Exclude all pictures, then copy each of the records exactly as written.

+-------+

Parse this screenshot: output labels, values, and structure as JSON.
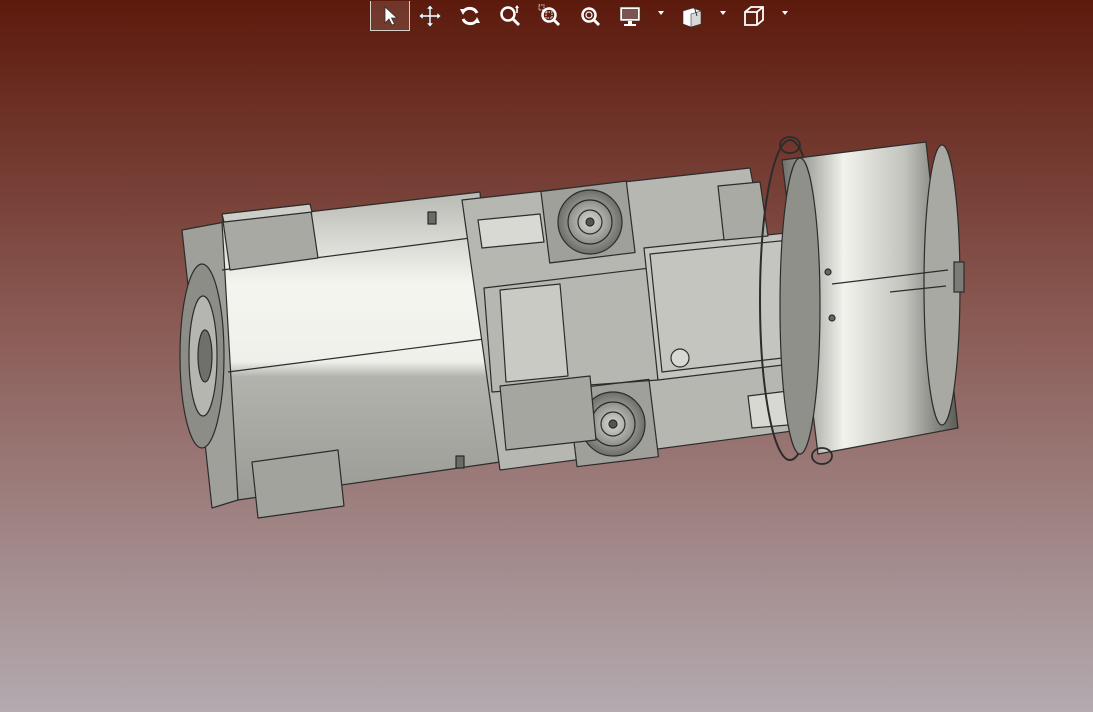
{
  "colors": {
    "background_top": "#5c1a0c",
    "background_mid": "#8a5a54",
    "background_bottom": "#b3aab0",
    "toolbar_icon": "#ffffff",
    "model_light": "#f4f4ee",
    "model_mid": "#c8c9c2",
    "model_dark": "#8d8e88",
    "model_edge": "#2c2c2c"
  },
  "toolbar": {
    "tools": [
      {
        "id": "select",
        "icon": "cursor-arrow-icon",
        "selected": true
      },
      {
        "id": "pan",
        "icon": "pan-arrows-icon",
        "selected": false
      },
      {
        "id": "rotate",
        "icon": "rotate-icon",
        "selected": false
      },
      {
        "id": "zoom",
        "icon": "zoom-icon",
        "selected": false
      },
      {
        "id": "zoom-window",
        "icon": "zoom-window-icon",
        "selected": false
      },
      {
        "id": "zoom-fit",
        "icon": "zoom-fit-icon",
        "selected": false
      },
      {
        "id": "display-mode",
        "icon": "monitor-icon",
        "dropdown": true
      },
      {
        "id": "section",
        "icon": "section-cube-icon",
        "dropdown": true
      },
      {
        "id": "view-orientation",
        "icon": "view-cube-icon",
        "dropdown": true
      }
    ]
  },
  "model": {
    "description_icon": "electric-motor-3d-model"
  }
}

+-------+

Output of the exercise:
Parse this screenshot: output labels, values, and structure as JSON.
{
  "colors": {
    "background_top": "#5c1a0c",
    "background_mid": "#8a5a54",
    "background_bottom": "#b3aab0",
    "toolbar_icon": "#ffffff",
    "model_light": "#f4f4ee",
    "model_mid": "#c8c9c2",
    "model_dark": "#8d8e88",
    "model_edge": "#2c2c2c"
  },
  "toolbar": {
    "tools": [
      {
        "id": "select",
        "icon": "cursor-arrow-icon",
        "selected": true
      },
      {
        "id": "pan",
        "icon": "pan-arrows-icon",
        "selected": false
      },
      {
        "id": "rotate",
        "icon": "rotate-icon",
        "selected": false
      },
      {
        "id": "zoom",
        "icon": "zoom-icon",
        "selected": false
      },
      {
        "id": "zoom-window",
        "icon": "zoom-window-icon",
        "selected": false
      },
      {
        "id": "zoom-fit",
        "icon": "zoom-fit-icon",
        "selected": false
      },
      {
        "id": "display-mode",
        "icon": "monitor-icon",
        "dropdown": true
      },
      {
        "id": "section",
        "icon": "section-cube-icon",
        "dropdown": true
      },
      {
        "id": "view-orientation",
        "icon": "view-cube-icon",
        "dropdown": true
      }
    ]
  },
  "model": {
    "description_icon": "electric-motor-3d-model"
  }
}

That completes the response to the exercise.